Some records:
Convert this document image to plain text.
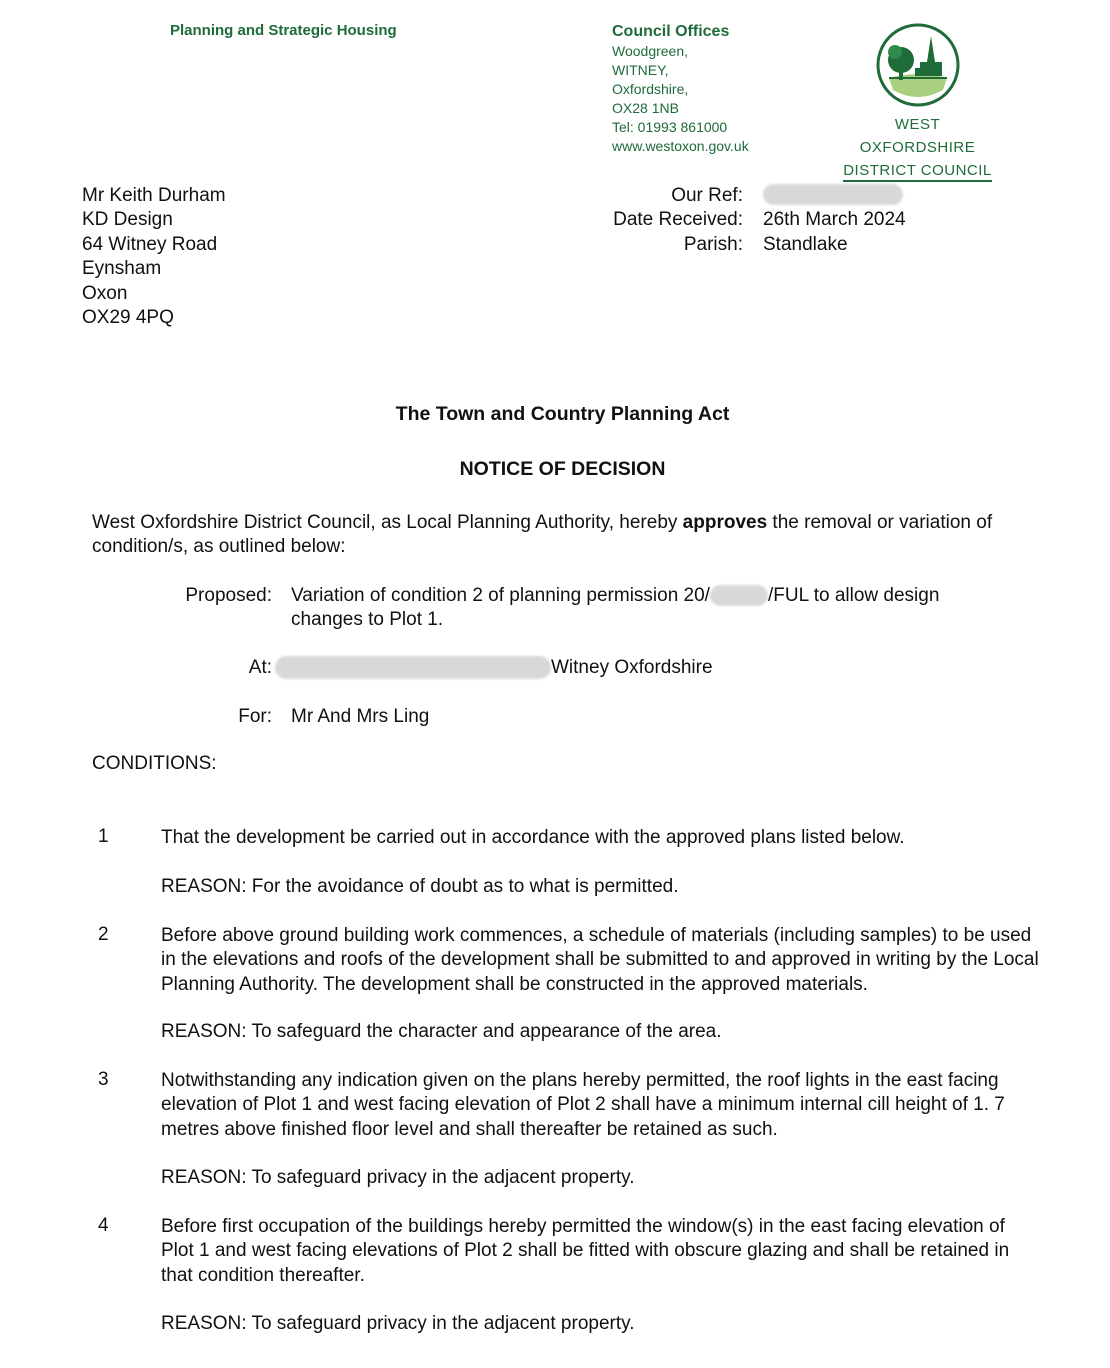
Planning and Strategic Housing	Council Offices
Woodgreen,
WITNEY,
Oxfordshire,
OX28 1NB
Tel: 01993 861000
www.westoxon.gov.uk
WEST OXFORDSHIRE
DISTRICT COUNCIL
Mr Keith Durham
KD Design
64 Witney Road
Eynsham
Oxon
OX29 4PQ
Our Ref:
Date Received:	26th March 2024
Parish:	Standlake
The Town and Country Planning Act
NOTICE OF DECISION
West Oxfordshire District Council, as Local Planning Authority, hereby approves the removal or variation of condition/s, as outlined below:
Proposed: Variation of condition 2 of planning permission 20/	/FUL to allow design
changes to Plot 1.
At:	Witney Oxfordshire
For: Mr And Mrs Ling
CONDITIONS:
1	That the development be carried out in accordance with the approved plans listed below.
REASON: For the avoidance of doubt as to what is permitted.
2	Before above ground building work commences, a schedule of materials (including samples) to be used in the elevations and roofs of the development shall be submitted to and approved in writing by the Local Planning Authority. The development shall be constructed in the approved materials.
REASON: To safeguard the character and appearance of the area.
3	Notwithstanding any indication given on the plans hereby permitted, the roof lights in the east facing elevation of Plot 1 and west facing elevation of Plot 2 shall have a minimum internal cill height of 1. 7 metres above finished floor level and shall thereafter be retained as such.
REASON: To safeguard privacy in the adjacent property.
4	Before first occupation of the buildings hereby permitted the window(s) in the east facing elevation of Plot 1 and west facing elevations of Plot 2 shall be fitted with obscure glazing and shall be retained in that condition thereafter.
REASON: To safeguard privacy in the adjacent property.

REQUIRED WORK: Leaving all pictures aside, quote each record exactly.

WORKED SOLUTION:
Convert this document image to plain text.
Planning and Strategic Housing	Council Offices
Woodgreen,
WITNEY,
Oxfordshire,
OX28 1NB
Tel: 01993 861000
www.westoxon.gov.uk
WEST OXFORDSHIRE
DISTRICT COUNCIL
Mr Keith Durham
KD Design
64 Witney Road
Eynsham
Oxon
OX29 4PQ
Our Ref:
Date Received:	26th March 2024
Parish:	Standlake
The Town and Country Planning Act
NOTICE OF DECISION
West Oxfordshire District Council, as Local Planning Authority, hereby approves the removal or variation of condition/s, as outlined below:
Proposed: Variation of condition 2 of planning permission 20/	/FUL to allow design
changes to Plot 1.
At:	Witney Oxfordshire
For: Mr And Mrs Ling
CONDITIONS:
1	That the development be carried out in accordance with the approved plans listed below.
REASON: For the avoidance of doubt as to what is permitted.
2	Before above ground building work commences, a schedule of materials (including samples) to be used in the elevations and roofs of the development shall be submitted to and approved in writing by the Local Planning Authority. The development shall be constructed in the approved materials.
REASON: To safeguard the character and appearance of the area.
3	Notwithstanding any indication given on the plans hereby permitted, the roof lights in the east facing elevation of Plot 1 and west facing elevation of Plot 2 shall have a minimum internal cill height of 1. 7 metres above finished floor level and shall thereafter be retained as such.
REASON: To safeguard privacy in the adjacent property.
4	Before first occupation of the buildings hereby permitted the window(s) in the east facing elevation of Plot 1 and west facing elevations of Plot 2 shall be fitted with obscure glazing and shall be retained in that condition thereafter.
REASON: To safeguard privacy in the adjacent property.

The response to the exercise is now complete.